**Given instruction**
Identify all lines of the data containing the string "subtitle" and copy them.

**Records supplied**
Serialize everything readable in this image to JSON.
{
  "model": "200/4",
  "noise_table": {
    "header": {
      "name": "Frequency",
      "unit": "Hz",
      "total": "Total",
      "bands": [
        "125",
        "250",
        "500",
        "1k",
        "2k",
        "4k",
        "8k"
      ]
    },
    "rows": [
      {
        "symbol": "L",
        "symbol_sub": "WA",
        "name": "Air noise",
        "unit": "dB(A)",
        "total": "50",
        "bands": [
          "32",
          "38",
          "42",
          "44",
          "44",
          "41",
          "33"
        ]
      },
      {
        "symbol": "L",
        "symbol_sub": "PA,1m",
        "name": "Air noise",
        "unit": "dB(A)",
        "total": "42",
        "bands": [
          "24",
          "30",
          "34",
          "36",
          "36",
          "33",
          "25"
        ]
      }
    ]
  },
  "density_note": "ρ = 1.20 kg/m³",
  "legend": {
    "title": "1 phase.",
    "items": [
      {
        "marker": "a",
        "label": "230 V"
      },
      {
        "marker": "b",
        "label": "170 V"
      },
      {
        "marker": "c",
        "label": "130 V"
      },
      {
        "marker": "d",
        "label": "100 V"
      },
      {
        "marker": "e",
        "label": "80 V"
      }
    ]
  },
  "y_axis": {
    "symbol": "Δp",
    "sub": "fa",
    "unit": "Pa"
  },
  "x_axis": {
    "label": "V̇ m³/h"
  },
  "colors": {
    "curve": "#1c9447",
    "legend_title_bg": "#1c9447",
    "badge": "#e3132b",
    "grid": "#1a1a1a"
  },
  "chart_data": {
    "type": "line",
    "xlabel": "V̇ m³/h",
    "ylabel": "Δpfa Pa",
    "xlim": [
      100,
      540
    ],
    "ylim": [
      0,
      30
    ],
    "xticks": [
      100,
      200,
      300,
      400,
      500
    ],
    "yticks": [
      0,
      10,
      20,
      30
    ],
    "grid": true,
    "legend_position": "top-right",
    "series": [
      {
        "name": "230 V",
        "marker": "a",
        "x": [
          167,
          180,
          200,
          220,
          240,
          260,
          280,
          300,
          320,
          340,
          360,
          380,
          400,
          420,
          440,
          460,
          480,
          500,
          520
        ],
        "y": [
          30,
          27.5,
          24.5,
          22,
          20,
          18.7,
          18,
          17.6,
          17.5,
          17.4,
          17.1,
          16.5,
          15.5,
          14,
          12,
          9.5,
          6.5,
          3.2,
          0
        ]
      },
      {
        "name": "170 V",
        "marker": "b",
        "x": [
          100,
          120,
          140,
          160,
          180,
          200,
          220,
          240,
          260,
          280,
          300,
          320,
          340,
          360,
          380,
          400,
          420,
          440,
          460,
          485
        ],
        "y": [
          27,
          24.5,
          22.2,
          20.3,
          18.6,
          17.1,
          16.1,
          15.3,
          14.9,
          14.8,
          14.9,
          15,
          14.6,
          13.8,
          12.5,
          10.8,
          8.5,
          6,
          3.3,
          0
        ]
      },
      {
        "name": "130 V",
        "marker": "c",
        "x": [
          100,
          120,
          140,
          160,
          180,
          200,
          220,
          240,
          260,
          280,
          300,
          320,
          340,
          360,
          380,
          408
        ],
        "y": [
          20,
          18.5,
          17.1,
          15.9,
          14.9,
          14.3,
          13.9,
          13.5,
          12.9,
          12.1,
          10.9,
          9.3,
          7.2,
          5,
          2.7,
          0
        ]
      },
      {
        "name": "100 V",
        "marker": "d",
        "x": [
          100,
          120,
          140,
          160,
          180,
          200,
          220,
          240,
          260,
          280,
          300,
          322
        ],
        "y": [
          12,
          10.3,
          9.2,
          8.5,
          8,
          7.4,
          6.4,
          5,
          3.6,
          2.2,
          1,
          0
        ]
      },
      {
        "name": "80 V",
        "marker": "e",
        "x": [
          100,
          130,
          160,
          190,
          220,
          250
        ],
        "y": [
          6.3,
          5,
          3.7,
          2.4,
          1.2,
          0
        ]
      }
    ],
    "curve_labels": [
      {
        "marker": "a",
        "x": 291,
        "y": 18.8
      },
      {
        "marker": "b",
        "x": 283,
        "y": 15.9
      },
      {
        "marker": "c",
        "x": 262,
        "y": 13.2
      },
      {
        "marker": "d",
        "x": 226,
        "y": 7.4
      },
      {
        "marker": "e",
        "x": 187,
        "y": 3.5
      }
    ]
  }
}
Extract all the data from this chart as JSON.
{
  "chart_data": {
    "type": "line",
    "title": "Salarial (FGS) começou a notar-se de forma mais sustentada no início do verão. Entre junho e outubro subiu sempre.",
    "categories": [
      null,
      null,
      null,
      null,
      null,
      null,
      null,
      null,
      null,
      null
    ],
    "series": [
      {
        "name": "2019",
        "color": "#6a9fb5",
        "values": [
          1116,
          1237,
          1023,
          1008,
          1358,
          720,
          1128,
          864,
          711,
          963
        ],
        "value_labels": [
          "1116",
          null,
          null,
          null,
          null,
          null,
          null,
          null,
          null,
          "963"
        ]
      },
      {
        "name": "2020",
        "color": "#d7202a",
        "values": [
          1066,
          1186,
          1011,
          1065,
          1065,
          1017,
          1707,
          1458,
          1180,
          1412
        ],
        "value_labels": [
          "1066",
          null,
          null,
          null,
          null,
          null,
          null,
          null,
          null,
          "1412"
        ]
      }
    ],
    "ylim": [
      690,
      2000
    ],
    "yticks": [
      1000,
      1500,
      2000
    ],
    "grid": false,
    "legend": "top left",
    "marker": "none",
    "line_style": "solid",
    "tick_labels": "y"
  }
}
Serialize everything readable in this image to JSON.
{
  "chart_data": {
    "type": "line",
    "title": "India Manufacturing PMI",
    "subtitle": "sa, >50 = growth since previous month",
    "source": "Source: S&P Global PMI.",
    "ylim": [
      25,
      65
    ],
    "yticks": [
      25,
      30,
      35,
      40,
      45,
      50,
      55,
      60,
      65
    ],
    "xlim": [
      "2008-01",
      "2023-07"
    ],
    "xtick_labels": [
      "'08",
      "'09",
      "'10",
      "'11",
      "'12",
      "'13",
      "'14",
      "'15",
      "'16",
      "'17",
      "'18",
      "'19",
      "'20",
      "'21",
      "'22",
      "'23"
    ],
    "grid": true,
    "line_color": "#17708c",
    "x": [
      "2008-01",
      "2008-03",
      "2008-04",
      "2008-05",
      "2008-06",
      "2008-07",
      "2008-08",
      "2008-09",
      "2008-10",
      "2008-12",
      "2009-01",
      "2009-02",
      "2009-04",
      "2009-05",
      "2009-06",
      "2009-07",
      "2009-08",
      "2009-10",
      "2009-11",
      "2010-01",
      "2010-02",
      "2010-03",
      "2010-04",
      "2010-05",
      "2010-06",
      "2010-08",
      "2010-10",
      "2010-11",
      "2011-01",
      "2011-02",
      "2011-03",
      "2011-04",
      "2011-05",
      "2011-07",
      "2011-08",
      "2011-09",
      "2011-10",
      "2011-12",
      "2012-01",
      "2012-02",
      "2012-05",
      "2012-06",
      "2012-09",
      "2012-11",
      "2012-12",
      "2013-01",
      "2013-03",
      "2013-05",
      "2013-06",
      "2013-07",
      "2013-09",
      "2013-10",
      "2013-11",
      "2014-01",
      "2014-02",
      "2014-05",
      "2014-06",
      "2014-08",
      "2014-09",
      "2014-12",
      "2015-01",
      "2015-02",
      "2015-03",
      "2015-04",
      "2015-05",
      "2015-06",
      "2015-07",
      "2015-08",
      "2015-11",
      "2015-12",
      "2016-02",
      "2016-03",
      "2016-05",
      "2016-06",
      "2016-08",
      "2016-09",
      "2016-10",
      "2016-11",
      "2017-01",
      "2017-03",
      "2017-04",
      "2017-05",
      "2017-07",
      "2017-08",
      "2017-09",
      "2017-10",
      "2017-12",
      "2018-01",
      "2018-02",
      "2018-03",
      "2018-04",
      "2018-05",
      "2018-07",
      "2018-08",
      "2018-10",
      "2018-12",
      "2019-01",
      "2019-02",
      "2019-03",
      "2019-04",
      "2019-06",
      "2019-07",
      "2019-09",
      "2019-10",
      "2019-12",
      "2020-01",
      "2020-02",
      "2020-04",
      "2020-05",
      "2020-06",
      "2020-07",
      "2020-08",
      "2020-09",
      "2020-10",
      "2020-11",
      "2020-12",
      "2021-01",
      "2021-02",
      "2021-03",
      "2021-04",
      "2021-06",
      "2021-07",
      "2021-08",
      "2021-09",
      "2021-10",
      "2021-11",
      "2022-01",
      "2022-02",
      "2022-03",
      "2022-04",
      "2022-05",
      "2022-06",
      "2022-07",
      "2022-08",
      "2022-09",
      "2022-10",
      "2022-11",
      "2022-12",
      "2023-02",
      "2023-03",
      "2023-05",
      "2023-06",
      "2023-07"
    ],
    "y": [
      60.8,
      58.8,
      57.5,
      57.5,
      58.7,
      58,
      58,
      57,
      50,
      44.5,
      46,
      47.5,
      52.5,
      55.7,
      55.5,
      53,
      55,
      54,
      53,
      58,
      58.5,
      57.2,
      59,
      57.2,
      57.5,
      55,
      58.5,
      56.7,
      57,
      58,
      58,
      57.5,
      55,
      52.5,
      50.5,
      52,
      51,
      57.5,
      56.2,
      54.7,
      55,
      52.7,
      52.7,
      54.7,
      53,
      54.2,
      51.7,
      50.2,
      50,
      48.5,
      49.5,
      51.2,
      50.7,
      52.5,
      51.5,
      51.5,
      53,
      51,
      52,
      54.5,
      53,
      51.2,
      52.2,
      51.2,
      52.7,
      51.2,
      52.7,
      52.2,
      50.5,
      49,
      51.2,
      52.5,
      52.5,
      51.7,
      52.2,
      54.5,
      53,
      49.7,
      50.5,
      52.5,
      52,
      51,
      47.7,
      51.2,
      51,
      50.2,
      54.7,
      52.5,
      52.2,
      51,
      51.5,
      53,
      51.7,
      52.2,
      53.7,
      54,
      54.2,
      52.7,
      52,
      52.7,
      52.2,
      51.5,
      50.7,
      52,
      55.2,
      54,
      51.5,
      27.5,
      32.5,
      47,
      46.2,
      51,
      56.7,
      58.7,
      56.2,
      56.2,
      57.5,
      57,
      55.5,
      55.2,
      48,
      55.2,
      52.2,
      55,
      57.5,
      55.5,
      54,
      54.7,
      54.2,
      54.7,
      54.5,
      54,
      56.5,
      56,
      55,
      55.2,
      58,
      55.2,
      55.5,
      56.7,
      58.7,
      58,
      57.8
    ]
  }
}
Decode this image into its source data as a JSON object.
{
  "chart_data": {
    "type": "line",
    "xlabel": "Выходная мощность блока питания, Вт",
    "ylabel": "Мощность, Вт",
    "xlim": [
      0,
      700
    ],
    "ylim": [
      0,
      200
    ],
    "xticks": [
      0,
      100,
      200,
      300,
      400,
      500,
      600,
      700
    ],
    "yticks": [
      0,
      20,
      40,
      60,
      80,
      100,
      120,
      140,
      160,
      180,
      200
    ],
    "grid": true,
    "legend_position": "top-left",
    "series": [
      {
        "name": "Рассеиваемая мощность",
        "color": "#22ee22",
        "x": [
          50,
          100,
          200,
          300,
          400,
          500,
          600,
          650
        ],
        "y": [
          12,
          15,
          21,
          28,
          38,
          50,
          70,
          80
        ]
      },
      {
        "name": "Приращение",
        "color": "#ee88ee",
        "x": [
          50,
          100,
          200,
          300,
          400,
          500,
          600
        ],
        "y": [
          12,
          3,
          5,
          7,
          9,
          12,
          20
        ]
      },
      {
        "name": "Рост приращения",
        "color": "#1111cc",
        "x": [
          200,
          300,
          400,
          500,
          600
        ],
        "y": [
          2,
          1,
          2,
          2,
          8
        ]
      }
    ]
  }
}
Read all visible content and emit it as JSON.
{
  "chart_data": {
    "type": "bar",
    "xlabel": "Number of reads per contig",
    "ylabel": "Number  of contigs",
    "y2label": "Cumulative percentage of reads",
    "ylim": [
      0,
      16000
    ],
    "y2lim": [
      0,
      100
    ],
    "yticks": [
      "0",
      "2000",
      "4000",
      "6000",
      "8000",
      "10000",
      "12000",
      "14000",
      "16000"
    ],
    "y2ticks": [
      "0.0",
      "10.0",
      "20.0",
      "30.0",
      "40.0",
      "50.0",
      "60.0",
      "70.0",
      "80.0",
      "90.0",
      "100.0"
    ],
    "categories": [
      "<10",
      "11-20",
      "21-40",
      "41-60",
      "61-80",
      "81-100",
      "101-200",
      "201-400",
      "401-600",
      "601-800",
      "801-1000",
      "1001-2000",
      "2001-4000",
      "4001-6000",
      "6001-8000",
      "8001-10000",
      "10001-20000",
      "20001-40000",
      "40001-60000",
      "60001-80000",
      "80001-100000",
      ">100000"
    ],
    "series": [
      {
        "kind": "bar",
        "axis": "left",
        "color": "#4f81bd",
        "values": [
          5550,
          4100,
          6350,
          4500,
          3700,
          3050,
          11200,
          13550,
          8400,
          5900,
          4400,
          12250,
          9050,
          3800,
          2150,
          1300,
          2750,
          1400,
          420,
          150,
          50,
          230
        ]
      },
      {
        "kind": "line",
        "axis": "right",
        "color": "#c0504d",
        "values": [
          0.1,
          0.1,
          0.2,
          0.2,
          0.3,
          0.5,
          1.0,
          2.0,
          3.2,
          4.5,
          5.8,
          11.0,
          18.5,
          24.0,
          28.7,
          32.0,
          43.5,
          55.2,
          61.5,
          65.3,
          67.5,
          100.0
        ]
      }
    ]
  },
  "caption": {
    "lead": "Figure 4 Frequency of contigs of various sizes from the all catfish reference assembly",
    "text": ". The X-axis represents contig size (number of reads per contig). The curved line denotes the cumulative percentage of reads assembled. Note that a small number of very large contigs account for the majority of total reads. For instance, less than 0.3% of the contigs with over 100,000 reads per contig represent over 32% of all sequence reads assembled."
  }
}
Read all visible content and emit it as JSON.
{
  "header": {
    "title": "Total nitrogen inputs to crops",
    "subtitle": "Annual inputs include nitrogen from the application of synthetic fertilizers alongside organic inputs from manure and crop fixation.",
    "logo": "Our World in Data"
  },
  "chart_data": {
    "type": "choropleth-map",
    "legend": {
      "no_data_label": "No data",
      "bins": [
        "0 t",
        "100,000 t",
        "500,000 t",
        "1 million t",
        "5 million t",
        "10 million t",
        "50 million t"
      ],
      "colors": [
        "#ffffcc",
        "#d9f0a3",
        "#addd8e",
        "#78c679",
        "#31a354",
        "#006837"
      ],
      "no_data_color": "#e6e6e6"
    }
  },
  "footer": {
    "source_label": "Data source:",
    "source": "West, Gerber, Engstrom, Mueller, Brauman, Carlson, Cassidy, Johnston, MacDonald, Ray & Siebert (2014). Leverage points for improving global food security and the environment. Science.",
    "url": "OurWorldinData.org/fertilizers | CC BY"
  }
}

**Written response**
    "subtitle": "sa, >50 = growth since previous month",
    "subtitle": "Annual inputs include nitrogen from the application of synthetic fertilizers alongside organic inputs from manure and crop fixation.",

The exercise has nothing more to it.